▸ **DIRECTION**:
Search the material below for the word "text". Copy every line that has it.

▸ **Stored entries**:

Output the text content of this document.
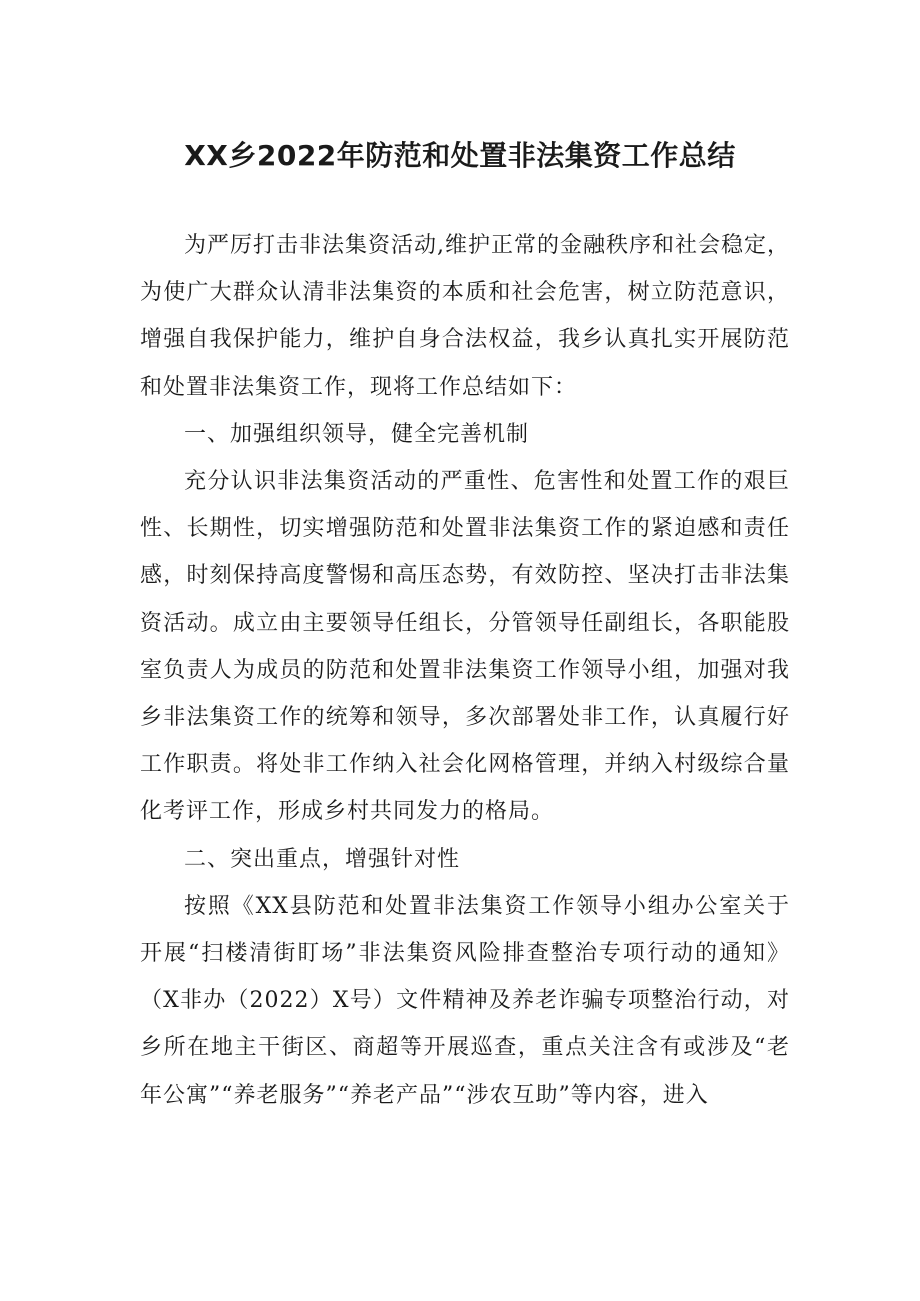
XX乡2022年防范和处置非法集资工作总结

为严厉打击非法集资活动,维护正常的金融秩序和社会稳定，为使广大群众认清非法集资的本质和社会危害，树立防范意识，增强自我保护能力，维护自身合法权益，我乡认真扎实开展防范和处置非法集资工作，现将工作总结如下：

一、加强组织领导，健全完善机制

充分认识非法集资活动的严重性、危害性和处置工作的艰巨性、长期性，切实增强防范和处置非法集资工作的紧迫感和责任感，时刻保持高度警惕和高压态势，有效防控、坚决打击非法集资活动。成立由主要领导任组长，分管领导任副组长，各职能股室负责人为成员的防范和处置非法集资工作领导小组，加强对我乡非法集资工作的统筹和领导，多次部署处非工作，认真履行好工作职责。将处非工作纳入社会化网格管理，并纳入村级综合量化考评工作，形成乡村共同发力的格局。

二、突出重点，增强针对性

按照《XX县防范和处置非法集资工作领导小组办公室关于开展“扫楼清街盯场”非法集资风险排查整治专项行动的通知》（X非办（2022）X号）文件精神及养老诈骗专项整治行动，对乡所在地主干街区、商超等开展巡查，重点关注含有或涉及“老年公寓”“养老服务”“养老产品”“涉农互助”等内容，进入
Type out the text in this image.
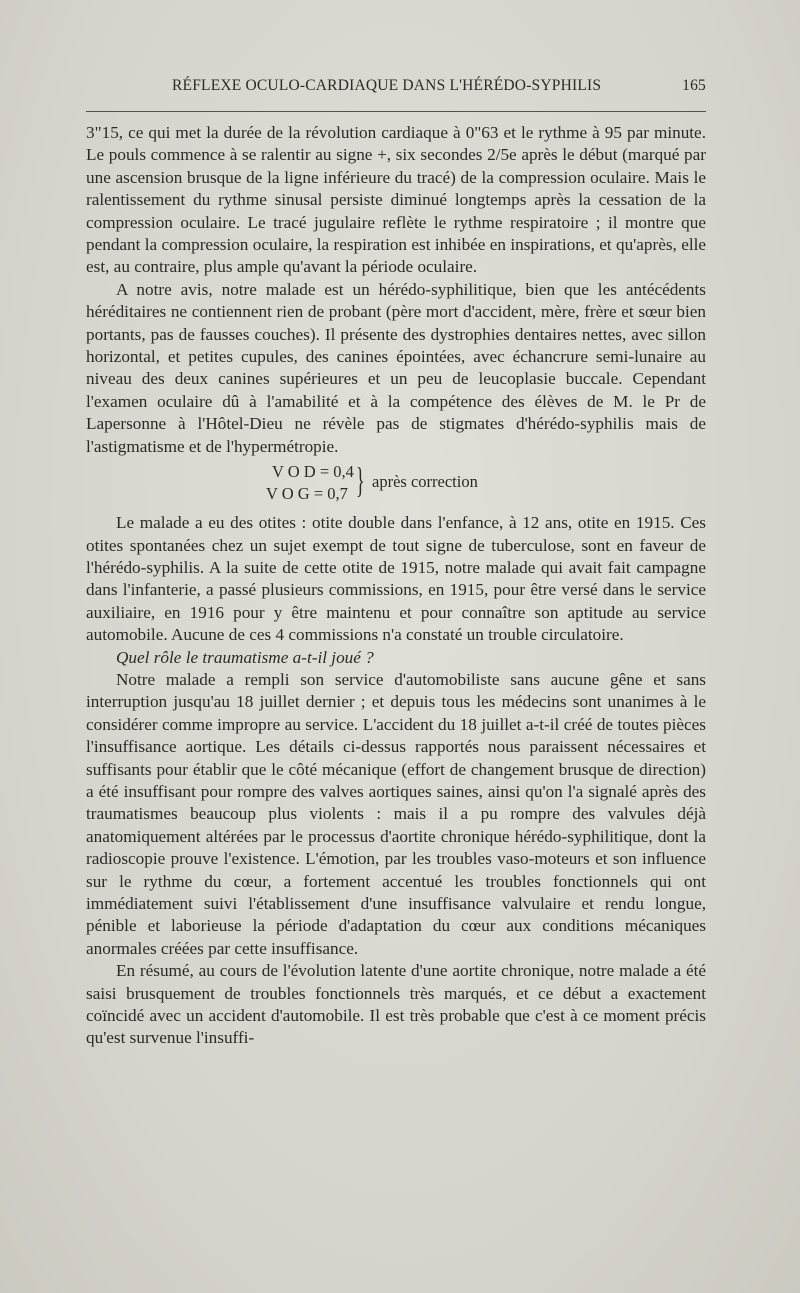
RÉFLEXE OCULO-CARDIAQUE DANS L'HÉRÉDO-SYPHILIS	165

3"15, ce qui met la durée de la révolution cardiaque à 0"63 et le rythme à 95 par minute. Le pouls commence à se ralentir au signe +, six secondes 2/5e après le début (marqué par une ascension brusque de la ligne inférieure du tracé) de la compression oculaire. Mais le ralentissement du rythme sinusal persiste diminué longtemps après la cessation de la compression oculaire. Le tracé jugulaire reflète le rythme respiratoire ; il montre que pendant la compression oculaire, la respiration est inhibée en inspirations, et qu'après, elle est, au contraire, plus ample qu'avant la période oculaire.

A notre avis, notre malade est un hérédo-syphilitique, bien que les antécédents héréditaires ne contiennent rien de probant (père mort d'accident, mère, frère et sœur bien portants, pas de fausses couches). Il présente des dystrophies dentaires nettes, avec sillon horizontal, et petites cupules, des canines épointées, avec échancrure semi-lunaire au niveau des deux canines supérieures et un peu de leucoplasie buccale. Cependant l'examen oculaire dû à l'amabilité et à la compétence des élèves de M. le Pr de Lapersonne à l'Hôtel-Dieu ne révèle pas de stigmates d'hérédo-syphilis mais de l'astigmatisme et de l'hypermétropie.

V O D = 0,4
V O G = 0,7 } après correction

Le malade a eu des otites : otite double dans l'enfance, à 12 ans, otite en 1915. Ces otites spontanées chez un sujet exempt de tout signe de tuberculose, sont en faveur de l'hérédo-syphilis. A la suite de cette otite de 1915, notre malade qui avait fait campagne dans l'infanterie, a passé plusieurs commissions, en 1915, pour être versé dans le service auxiliaire, en 1916 pour y être maintenu et pour connaître son aptitude au service automobile. Aucune de ces 4 commissions n'a constaté un trouble circulatoire.

Quel rôle le traumatisme a-t-il joué ?

Notre malade a rempli son service d'automobiliste sans aucune gêne et sans interruption jusqu'au 18 juillet dernier ; et depuis tous les médecins sont unanimes à le considérer comme impropre au service. L'accident du 18 juillet a-t-il créé de toutes pièces l'insuffisance aortique. Les détails ci-dessus rapportés nous paraissent nécessaires et suffisants pour établir que le côté mécanique (effort de changement brusque de direction) a été insuffisant pour rompre des valves aortiques saines, ainsi qu'on l'a signalé après des traumatismes beaucoup plus violents : mais il a pu rompre des valvules déjà anatomiquement altérées par le processus d'aortite chronique hérédo-syphilitique, dont la radioscopie prouve l'existence. L'émotion, par les troubles vaso-moteurs et son influence sur le rythme du cœur, a fortement accentué les troubles fonctionnels qui ont immédiatement suivi l'établissement d'une insuffisance valvulaire et rendu longue, pénible et laborieuse la période d'adaptation du cœur aux conditions mécaniques anormales créées par cette insuffisance.

En résumé, au cours de l'évolution latente d'une aortite chronique, notre malade a été saisi brusquement de troubles fonctionnels très marqués, et ce début a exactement coïncidé avec un accident d'automobile. Il est très probable que c'est à ce moment précis qu'est survenue l'insuffi-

▸ **RESPONSE**:
Output the text content of this document.
Type out the text in this image.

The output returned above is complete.